> Exercise details: Find each line holding "text" and copy it out.
# Supplied records start
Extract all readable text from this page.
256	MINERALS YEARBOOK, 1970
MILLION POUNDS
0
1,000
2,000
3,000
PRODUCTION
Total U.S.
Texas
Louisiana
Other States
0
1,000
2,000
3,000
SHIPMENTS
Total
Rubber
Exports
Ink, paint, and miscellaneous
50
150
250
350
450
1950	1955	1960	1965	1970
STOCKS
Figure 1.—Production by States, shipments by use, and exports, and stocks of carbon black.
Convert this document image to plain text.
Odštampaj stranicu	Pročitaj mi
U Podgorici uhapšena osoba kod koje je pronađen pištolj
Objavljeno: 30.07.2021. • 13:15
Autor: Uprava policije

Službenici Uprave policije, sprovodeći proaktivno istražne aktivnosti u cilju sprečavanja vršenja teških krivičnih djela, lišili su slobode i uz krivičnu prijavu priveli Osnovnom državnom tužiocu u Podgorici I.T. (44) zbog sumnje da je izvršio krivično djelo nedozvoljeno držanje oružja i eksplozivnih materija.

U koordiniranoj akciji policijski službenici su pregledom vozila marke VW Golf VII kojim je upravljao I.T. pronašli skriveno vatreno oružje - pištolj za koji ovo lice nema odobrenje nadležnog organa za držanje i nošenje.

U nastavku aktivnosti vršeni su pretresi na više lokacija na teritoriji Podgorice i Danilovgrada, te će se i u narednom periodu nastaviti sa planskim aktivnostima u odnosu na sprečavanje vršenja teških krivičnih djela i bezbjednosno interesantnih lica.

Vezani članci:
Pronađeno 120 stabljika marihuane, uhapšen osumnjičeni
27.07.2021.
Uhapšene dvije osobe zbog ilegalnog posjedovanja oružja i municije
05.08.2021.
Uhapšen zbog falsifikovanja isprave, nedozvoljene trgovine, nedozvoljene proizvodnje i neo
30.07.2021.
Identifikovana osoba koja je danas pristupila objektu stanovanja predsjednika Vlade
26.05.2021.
# Supplied records end
> Task response:
Extract all readable text from this page.
Convert this document image to plain text.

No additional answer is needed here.